Copy each line of the entries that contains the word "from".

————

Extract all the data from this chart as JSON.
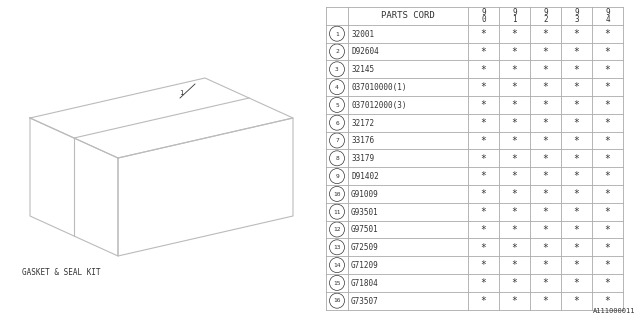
{
  "bg_color": "#ffffff",
  "label_text": "GASKET & SEAL KIT",
  "parts_cord_header": "PARTS CORD",
  "rows": [
    {
      "num": 1,
      "part": "32001"
    },
    {
      "num": 2,
      "part": "D92604"
    },
    {
      "num": 3,
      "part": "32145"
    },
    {
      "num": 4,
      "part": "037010000(1)"
    },
    {
      "num": 5,
      "part": "037012000(3)"
    },
    {
      "num": 6,
      "part": "32172"
    },
    {
      "num": 7,
      "part": "33176"
    },
    {
      "num": 8,
      "part": "33179"
    },
    {
      "num": 9,
      "part": "D91402"
    },
    {
      "num": 10,
      "part": "G91009"
    },
    {
      "num": 11,
      "part": "G93501"
    },
    {
      "num": 12,
      "part": "G97501"
    },
    {
      "num": 13,
      "part": "G72509"
    },
    {
      "num": 14,
      "part": "G71209"
    },
    {
      "num": 15,
      "part": "G71804"
    },
    {
      "num": 16,
      "part": "G73507"
    }
  ],
  "year_headers": [
    "9\n0",
    "9\n1",
    "9\n2",
    "9\n3",
    "9\n4"
  ],
  "watermark": "A111000011",
  "line_color": "#aaaaaa",
  "text_color": "#333333",
  "box_color": "#bbbbbb"
}
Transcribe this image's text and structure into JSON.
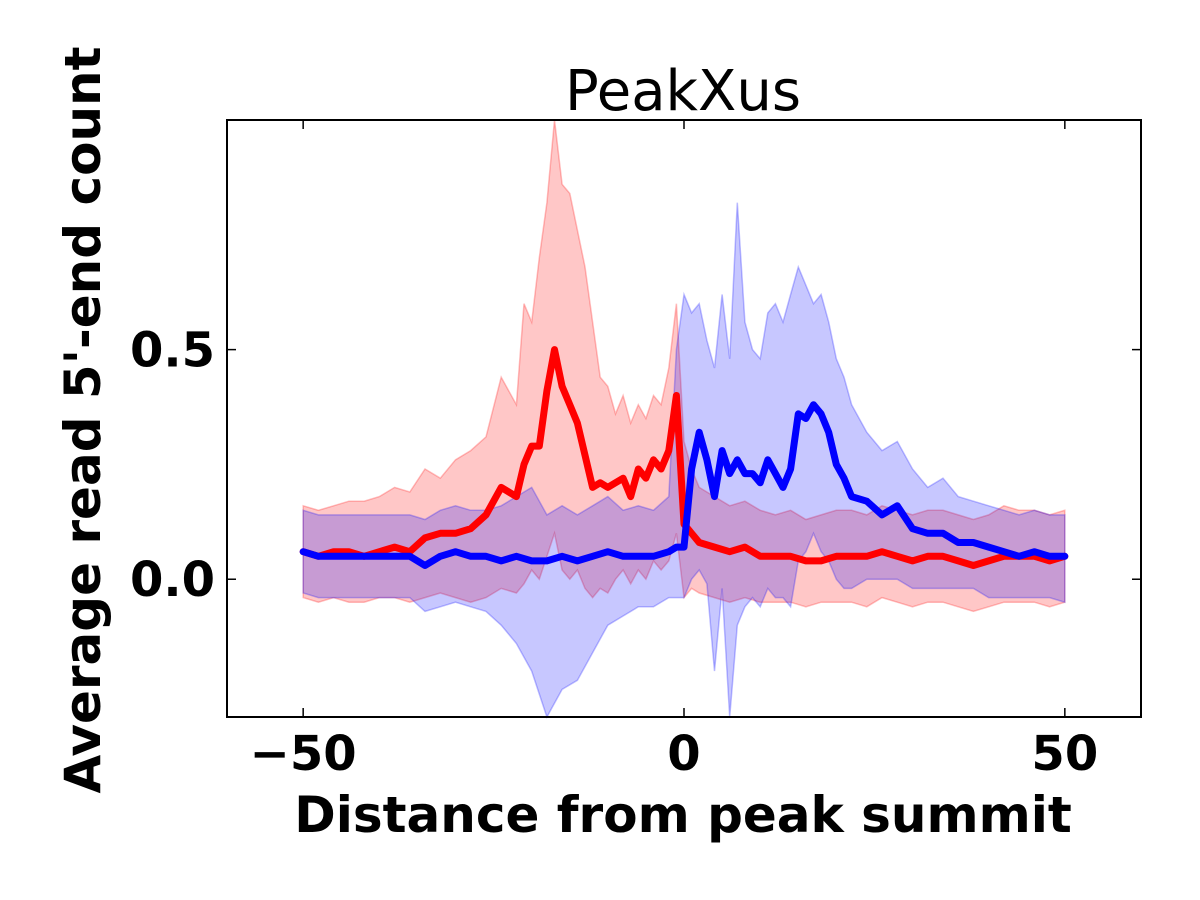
{
  "chart_data": {
    "type": "line",
    "title": "PeakXus",
    "xlabel": "Distance from peak summit",
    "ylabel": "Average read 5'-end count",
    "xlim": [
      -60,
      60
    ],
    "ylim": [
      -0.3,
      1.0
    ],
    "x_ticks": [
      {
        "value": -50,
        "label": "−50"
      },
      {
        "value": 0,
        "label": "0"
      },
      {
        "value": 50,
        "label": "50"
      }
    ],
    "y_ticks": [
      {
        "value": 0.0,
        "label": "0.0"
      },
      {
        "value": 0.5,
        "label": "0.5"
      }
    ],
    "grid": false,
    "legend": "none",
    "series": [
      {
        "color": "#ff0000",
        "band_color": "#ff0000",
        "x": [
          -50,
          -48,
          -46,
          -44,
          -42,
          -40,
          -38,
          -36,
          -34,
          -32,
          -30,
          -28,
          -26,
          -24,
          -22,
          -21,
          -20,
          -19,
          -18,
          -17,
          -16,
          -15,
          -14,
          -13,
          -12,
          -11,
          -10,
          -9,
          -8,
          -7,
          -6,
          -5,
          -4,
          -3,
          -2,
          -1,
          0,
          1,
          2,
          4,
          6,
          8,
          10,
          12,
          14,
          16,
          18,
          20,
          22,
          24,
          26,
          28,
          30,
          32,
          34,
          36,
          38,
          40,
          42,
          44,
          46,
          48,
          50
        ],
        "values": [
          0.06,
          0.05,
          0.06,
          0.06,
          0.05,
          0.06,
          0.07,
          0.06,
          0.09,
          0.1,
          0.1,
          0.11,
          0.14,
          0.2,
          0.18,
          0.25,
          0.29,
          0.29,
          0.41,
          0.5,
          0.42,
          0.38,
          0.34,
          0.27,
          0.2,
          0.21,
          0.2,
          0.21,
          0.22,
          0.18,
          0.24,
          0.22,
          0.26,
          0.24,
          0.28,
          0.4,
          0.12,
          0.1,
          0.08,
          0.07,
          0.06,
          0.07,
          0.05,
          0.05,
          0.05,
          0.04,
          0.04,
          0.05,
          0.05,
          0.05,
          0.06,
          0.05,
          0.04,
          0.05,
          0.05,
          0.04,
          0.03,
          0.04,
          0.05,
          0.05,
          0.05,
          0.04,
          0.05
        ],
        "upper": [
          0.16,
          0.15,
          0.16,
          0.17,
          0.17,
          0.18,
          0.2,
          0.19,
          0.24,
          0.22,
          0.26,
          0.28,
          0.31,
          0.44,
          0.38,
          0.6,
          0.56,
          0.7,
          0.82,
          1.0,
          0.86,
          0.84,
          0.76,
          0.68,
          0.56,
          0.44,
          0.42,
          0.36,
          0.4,
          0.34,
          0.38,
          0.35,
          0.4,
          0.38,
          0.46,
          0.6,
          0.3,
          0.24,
          0.2,
          0.18,
          0.16,
          0.17,
          0.15,
          0.14,
          0.15,
          0.13,
          0.14,
          0.15,
          0.15,
          0.14,
          0.16,
          0.15,
          0.14,
          0.15,
          0.15,
          0.14,
          0.13,
          0.14,
          0.16,
          0.15,
          0.15,
          0.14,
          0.15
        ],
        "lower": [
          -0.04,
          -0.05,
          -0.04,
          -0.05,
          -0.05,
          -0.04,
          -0.04,
          -0.05,
          -0.04,
          -0.03,
          -0.04,
          -0.05,
          -0.04,
          -0.02,
          -0.03,
          -0.01,
          0.02,
          0.0,
          0.05,
          0.1,
          0.02,
          0.0,
          0.02,
          -0.02,
          -0.04,
          -0.02,
          -0.03,
          0.0,
          0.02,
          -0.01,
          0.02,
          0.0,
          0.04,
          0.02,
          0.04,
          0.1,
          -0.04,
          -0.02,
          -0.03,
          -0.04,
          -0.05,
          -0.04,
          -0.05,
          -0.05,
          -0.05,
          -0.06,
          -0.05,
          -0.05,
          -0.05,
          -0.06,
          -0.04,
          -0.05,
          -0.06,
          -0.05,
          -0.05,
          -0.06,
          -0.07,
          -0.06,
          -0.05,
          -0.05,
          -0.05,
          -0.06,
          -0.05
        ]
      },
      {
        "color": "#0000ff",
        "band_color": "#0000ff",
        "x": [
          -50,
          -48,
          -46,
          -44,
          -42,
          -40,
          -38,
          -36,
          -34,
          -32,
          -30,
          -28,
          -26,
          -24,
          -22,
          -20,
          -18,
          -16,
          -14,
          -12,
          -10,
          -8,
          -6,
          -4,
          -2,
          -1,
          0,
          1,
          2,
          3,
          4,
          5,
          6,
          7,
          8,
          9,
          10,
          11,
          12,
          13,
          14,
          15,
          16,
          17,
          18,
          19,
          20,
          21,
          22,
          24,
          26,
          28,
          30,
          32,
          34,
          36,
          38,
          40,
          42,
          44,
          46,
          48,
          50
        ],
        "values": [
          0.06,
          0.05,
          0.05,
          0.05,
          0.05,
          0.05,
          0.05,
          0.05,
          0.03,
          0.05,
          0.06,
          0.05,
          0.05,
          0.04,
          0.05,
          0.04,
          0.04,
          0.05,
          0.04,
          0.05,
          0.06,
          0.05,
          0.05,
          0.05,
          0.06,
          0.07,
          0.07,
          0.24,
          0.32,
          0.26,
          0.18,
          0.28,
          0.23,
          0.26,
          0.23,
          0.23,
          0.21,
          0.26,
          0.23,
          0.2,
          0.24,
          0.36,
          0.35,
          0.38,
          0.36,
          0.32,
          0.25,
          0.22,
          0.18,
          0.17,
          0.14,
          0.16,
          0.11,
          0.1,
          0.1,
          0.08,
          0.08,
          0.07,
          0.06,
          0.05,
          0.06,
          0.05,
          0.05
        ],
        "upper": [
          0.15,
          0.14,
          0.14,
          0.14,
          0.14,
          0.14,
          0.14,
          0.14,
          0.13,
          0.15,
          0.16,
          0.15,
          0.15,
          0.16,
          0.18,
          0.2,
          0.14,
          0.16,
          0.14,
          0.16,
          0.18,
          0.15,
          0.16,
          0.15,
          0.18,
          0.5,
          0.62,
          0.58,
          0.6,
          0.52,
          0.46,
          0.62,
          0.48,
          0.82,
          0.56,
          0.5,
          0.48,
          0.58,
          0.6,
          0.56,
          0.62,
          0.68,
          0.64,
          0.6,
          0.62,
          0.56,
          0.48,
          0.44,
          0.38,
          0.32,
          0.28,
          0.3,
          0.24,
          0.2,
          0.22,
          0.18,
          0.17,
          0.16,
          0.15,
          0.14,
          0.15,
          0.14,
          0.14
        ],
        "lower": [
          -0.03,
          -0.04,
          -0.04,
          -0.04,
          -0.04,
          -0.04,
          -0.04,
          -0.04,
          -0.07,
          -0.06,
          -0.05,
          -0.06,
          -0.07,
          -0.1,
          -0.14,
          -0.2,
          -0.3,
          -0.24,
          -0.22,
          -0.16,
          -0.1,
          -0.08,
          -0.06,
          -0.06,
          -0.04,
          -0.04,
          -0.04,
          0.0,
          0.02,
          -0.01,
          -0.2,
          -0.02,
          -0.3,
          -0.1,
          -0.06,
          -0.04,
          -0.06,
          -0.02,
          -0.04,
          -0.04,
          -0.06,
          0.04,
          0.06,
          0.1,
          0.06,
          0.04,
          0.0,
          -0.02,
          -0.02,
          0.0,
          0.0,
          0.0,
          -0.02,
          -0.02,
          -0.02,
          -0.02,
          -0.02,
          -0.04,
          -0.04,
          -0.04,
          -0.04,
          -0.04,
          -0.05
        ]
      }
    ]
  }
}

————

▸ OUTPUT:
Extract all the data from this chart as JSON.
    "xlabel": "Distance from peak summit",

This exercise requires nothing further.